**What you should do**: Output the lines from the one containing "y-tick-label-70: 70 [43, 303, 60, 320]" up to and including the one containing "uI element localization: list", copied character for character.

(Part of a data file)
[BEGIN]

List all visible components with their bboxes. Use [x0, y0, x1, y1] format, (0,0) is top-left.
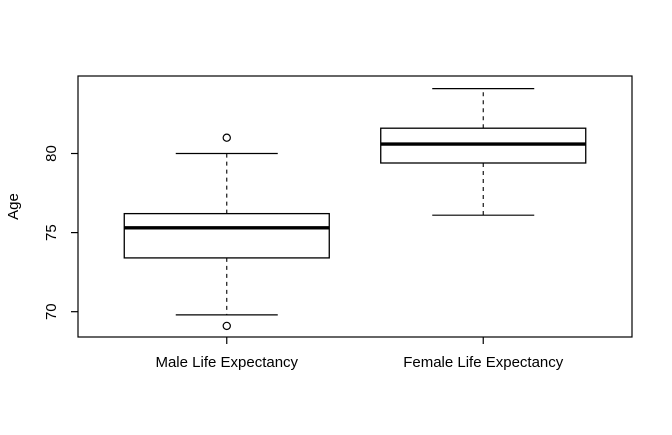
y-tick-label-70: 70 [43, 303, 60, 320]
x-category-label-male: Male Life Expectancy [155, 354, 298, 371]
y-tick-label-75: 75 [43, 224, 60, 241]
male-iqr-box [123, 212, 330, 259]
y-tick-label-80: 80 [43, 145, 60, 162]
x-category-label-female: Female Life Expectancy [403, 354, 564, 371]
plot-frame [77, 75, 633, 338]
male-outlier-point-0 [222, 133, 231, 142]
male-outlier-point-1 [222, 321, 231, 331]
y-axis-title: Age [5, 193, 22, 220]
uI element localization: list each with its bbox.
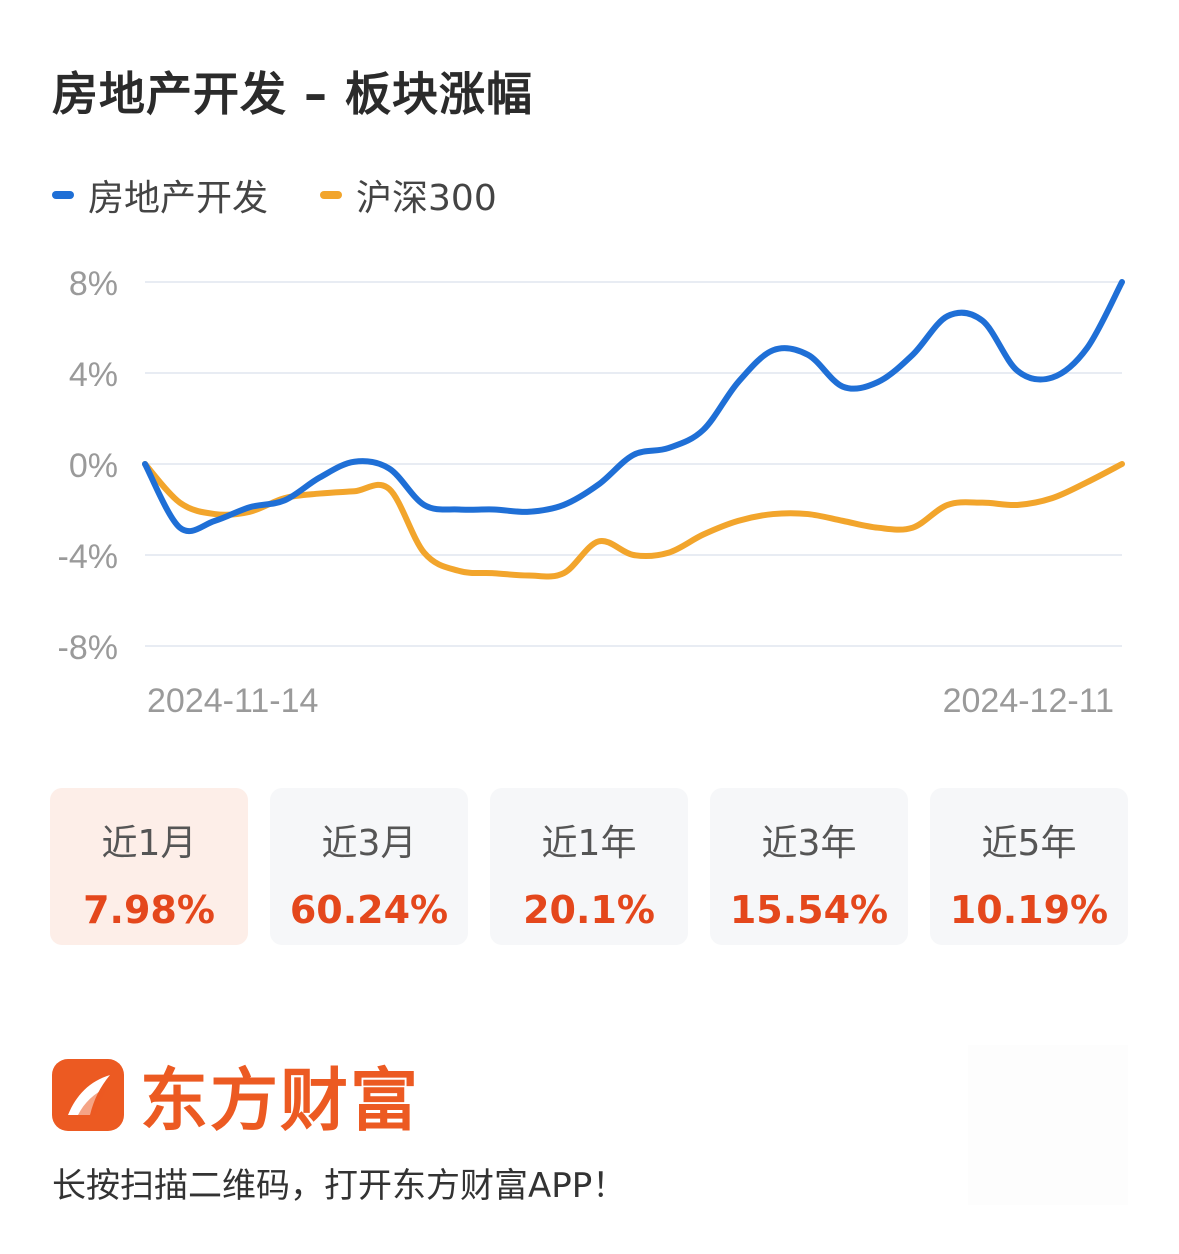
period-tab-1m[interactable]: 近1月 7.98% xyxy=(50,788,248,945)
period-tab-3m[interactable]: 近3月 60.24% xyxy=(270,788,468,945)
y-tick-label: 4% xyxy=(69,356,118,394)
period-label: 近3月 xyxy=(321,823,417,864)
y-tick-label: 8% xyxy=(69,265,118,303)
legend-swatch-index xyxy=(320,191,343,199)
period-tab-5y[interactable]: 近5年 10.19% xyxy=(930,788,1128,945)
period-selector: 近1月 7.98% 近3月 60.24% 近1年 20.1% 近3年 15.54… xyxy=(50,788,1128,945)
legend-item-index[interactable]: 沪深300 xyxy=(320,169,497,221)
footer-note: 长按扫描二维码，打开东方财富APP！ xyxy=(52,1166,627,1206)
legend-label-sector: 房地产开发 xyxy=(88,178,269,219)
period-value: 20.1% xyxy=(523,888,655,932)
qr-code-area[interactable] xyxy=(968,1045,1128,1205)
period-tab-1y[interactable]: 近1年 20.1% xyxy=(490,788,688,945)
x-tick-label-end: 2024-12-11 xyxy=(943,682,1114,720)
east-money-logo-icon xyxy=(52,1058,124,1131)
period-tab-3y[interactable]: 近3年 15.54% xyxy=(710,788,908,945)
period-value: 7.98% xyxy=(83,888,215,932)
legend-label-index: 沪深300 xyxy=(356,178,497,219)
period-label: 近5年 xyxy=(981,823,1077,864)
x-tick-label-start: 2024-11-14 xyxy=(147,682,318,720)
page-title: 房地产开发 – 板块涨幅 xyxy=(52,67,534,121)
brand-name: 东方财富 xyxy=(140,1062,421,1141)
y-tick-label: -8% xyxy=(58,629,118,667)
line-chart[interactable]: 8% 4% 0% -4% -8% 2024-11-14 2024-12-11 xyxy=(0,250,1179,730)
chart-legend: 房地产开发 沪深300 xyxy=(52,170,549,220)
period-label: 近1月 xyxy=(101,823,197,864)
legend-item-sector[interactable]: 房地产开发 xyxy=(52,169,268,221)
period-label: 近1年 xyxy=(541,823,637,864)
y-tick-label: 0% xyxy=(69,447,118,485)
period-label: 近3年 xyxy=(761,823,857,864)
brand-block: 东方财富 xyxy=(50,1045,420,1144)
period-value: 60.24% xyxy=(289,888,449,932)
series-line-sector xyxy=(142,279,1125,535)
y-tick-label: -4% xyxy=(58,538,118,576)
period-value: 15.54% xyxy=(729,888,889,932)
period-value: 10.19% xyxy=(949,888,1109,932)
series-line-index xyxy=(142,461,1125,580)
legend-swatch-sector xyxy=(52,191,74,199)
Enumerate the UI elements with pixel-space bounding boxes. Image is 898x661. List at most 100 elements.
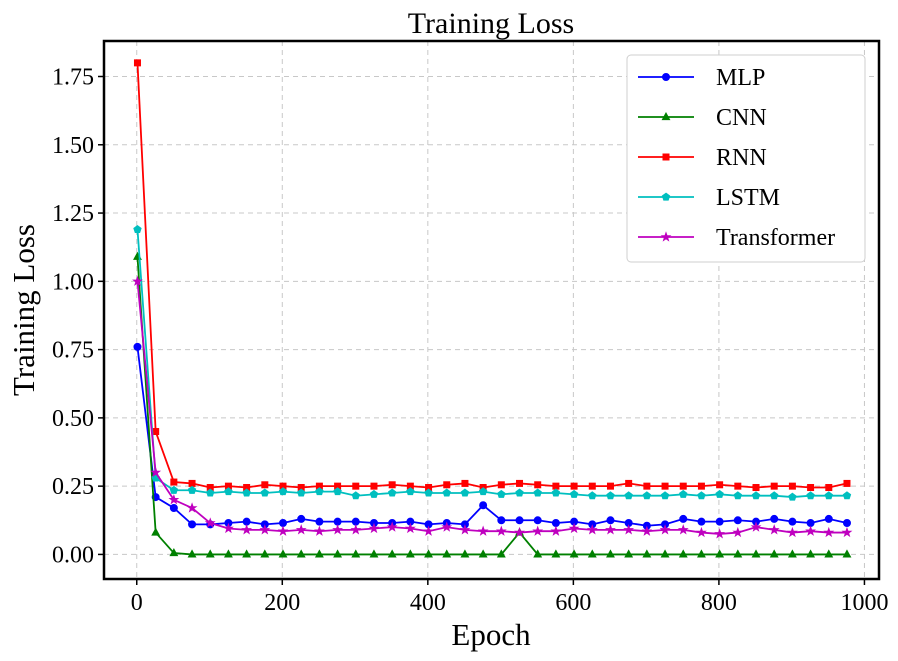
y-tick-label: 1.25 — [52, 201, 94, 227]
series-line-mlp — [136, 346, 848, 527]
data-point-cnn — [460, 549, 470, 558]
data-point-cnn — [624, 549, 634, 558]
data-point-cnn — [569, 549, 579, 558]
data-point-rnn — [625, 479, 633, 487]
legend-label-rnn: RNN — [716, 145, 767, 171]
data-point-lstm — [788, 492, 797, 501]
data-point-rnn — [606, 482, 614, 490]
data-point-transformer — [768, 524, 780, 535]
data-point-lstm — [187, 485, 197, 494]
y-ticks: 0.00 0.25 0.50 0.75 1.00 1.25 1.50 1.75 — [52, 65, 104, 568]
data-point-transformer — [677, 524, 689, 535]
data-point-lstm — [460, 488, 470, 497]
data-point-rnn — [807, 484, 815, 492]
data-point-lstm — [351, 491, 360, 500]
data-point-lstm — [588, 491, 597, 500]
data-point-cnn — [424, 549, 433, 558]
data-point-transformer — [477, 525, 489, 536]
data-point-transformer — [313, 525, 325, 536]
data-point-lstm — [133, 225, 142, 234]
data-point-lstm — [660, 491, 670, 500]
data-point-rnn — [843, 479, 851, 487]
data-point-cnn — [333, 549, 343, 558]
series-transformer — [132, 275, 853, 539]
data-point-rnn — [552, 482, 560, 490]
data-point-cnn — [369, 549, 379, 558]
data-point-cnn — [715, 549, 725, 558]
data-point-transformer — [259, 524, 271, 535]
data-point-cnn — [242, 549, 252, 558]
data-point-lstm — [551, 488, 561, 497]
data-point-mlp — [606, 516, 615, 525]
data-point-cnn — [478, 549, 488, 558]
data-point-cnn — [769, 549, 779, 558]
y-tick-label: 0.00 — [52, 542, 94, 568]
data-point-lstm — [733, 491, 743, 500]
data-point-lstm — [842, 491, 852, 500]
x-tick-label: 1000 — [840, 590, 888, 616]
data-point-lstm — [297, 488, 306, 497]
data-point-mlp — [806, 519, 815, 528]
data-point-cnn — [442, 549, 452, 558]
data-point-mlp — [679, 514, 688, 523]
data-point-rnn — [261, 481, 269, 489]
data-point-mlp — [842, 519, 851, 528]
series-layer — [132, 59, 853, 558]
series-line-transformer — [136, 281, 847, 535]
x-axis-label: Epoch — [451, 617, 531, 652]
data-point-mlp — [533, 516, 542, 525]
data-point-cnn — [806, 549, 816, 558]
data-point-cnn — [351, 549, 361, 558]
chart-title: Training Loss — [408, 7, 574, 40]
legend: MLP CNN RNN LSTM Transformer — [626, 54, 866, 263]
data-point-mlp — [515, 516, 524, 525]
data-point-transformer — [841, 526, 853, 538]
x-tick-label: 400 — [410, 590, 446, 616]
data-point-rnn — [188, 479, 196, 487]
data-point-transformer — [277, 525, 289, 536]
data-point-rnn — [370, 482, 378, 490]
data-point-cnn — [187, 549, 197, 558]
y-tick-label: 1.75 — [52, 65, 94, 91]
data-point-transformer — [132, 275, 143, 286]
legend-label-mlp: MLP — [716, 65, 765, 91]
legend-label-cnn: CNN — [716, 105, 767, 131]
series-cnn — [133, 251, 852, 558]
data-point-cnn — [660, 549, 670, 558]
data-point-lstm — [369, 489, 379, 498]
data-point-cnn — [787, 549, 797, 558]
data-point-lstm — [315, 487, 324, 496]
data-point-lstm — [424, 488, 433, 497]
series-line-rnn — [136, 62, 848, 489]
data-point-cnn — [842, 549, 852, 558]
data-point-mlp — [497, 516, 506, 525]
data-point-transformer — [659, 524, 671, 535]
data-point-transformer — [750, 521, 762, 532]
data-point-lstm — [624, 491, 633, 500]
data-point-transformer — [423, 525, 434, 536]
data-point-mlp — [333, 517, 342, 526]
y-tick-label: 0.50 — [52, 406, 94, 432]
data-point-transformer — [623, 524, 635, 535]
data-point-mlp — [715, 517, 724, 526]
data-point-mlp — [188, 520, 197, 529]
data-point-mlp — [788, 517, 797, 526]
data-point-rnn — [734, 482, 742, 490]
data-point-lstm — [206, 488, 215, 497]
data-point-transformer — [386, 521, 398, 532]
data-point-cnn — [278, 549, 288, 558]
data-point-rnn — [497, 481, 505, 489]
data-point-transformer — [805, 525, 817, 536]
legend-marker-lstm — [661, 192, 671, 201]
data-point-cnn — [551, 549, 561, 558]
data-point-rnn — [516, 479, 524, 487]
data-point-lstm — [278, 487, 288, 496]
data-point-mlp — [242, 517, 251, 526]
data-point-lstm — [515, 488, 524, 497]
data-point-cnn — [405, 549, 415, 558]
data-point-transformer — [241, 524, 253, 535]
series-line-cnn — [136, 256, 847, 556]
data-point-cnn — [296, 549, 306, 558]
legend-entry-cnn: CNN — [638, 105, 767, 131]
data-point-cnn — [733, 549, 743, 558]
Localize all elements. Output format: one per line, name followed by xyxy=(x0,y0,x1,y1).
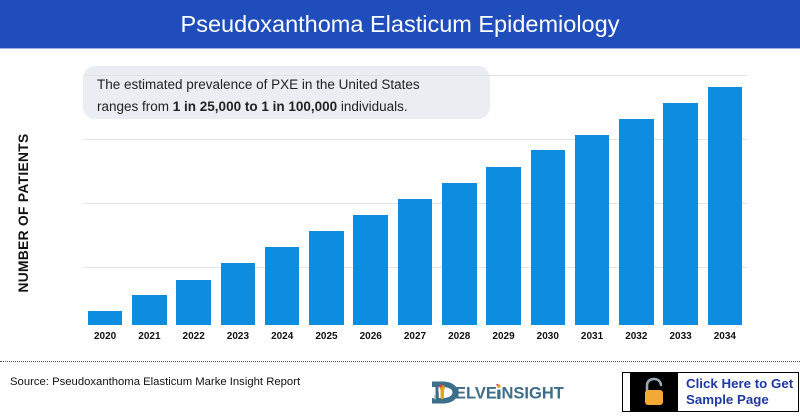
svg-text:NSIGHT: NSIGHT xyxy=(502,385,564,403)
svg-text:ELVE: ELVE xyxy=(455,385,497,403)
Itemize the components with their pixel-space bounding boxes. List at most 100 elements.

[END]

**Full solution**:
y-tick-label-70: 70 [43, 303, 60, 320]
x-category-label-male: Male Life Expectancy [155, 354, 298, 371]
y-tick-label-75: 75 [43, 224, 60, 241]
male-iqr-box [123, 212, 330, 259]
y-tick-label-80: 80 [43, 145, 60, 162]
x-category-label-female: Female Life Expectancy [403, 354, 564, 371]
plot-frame [77, 75, 633, 338]
male-outlier-point-0 [222, 133, 231, 142]
male-outlier-point-1 [222, 321, 231, 331]
y-axis-title: Age [5, 193, 22, 220]
uI element localization: list each with its bbox.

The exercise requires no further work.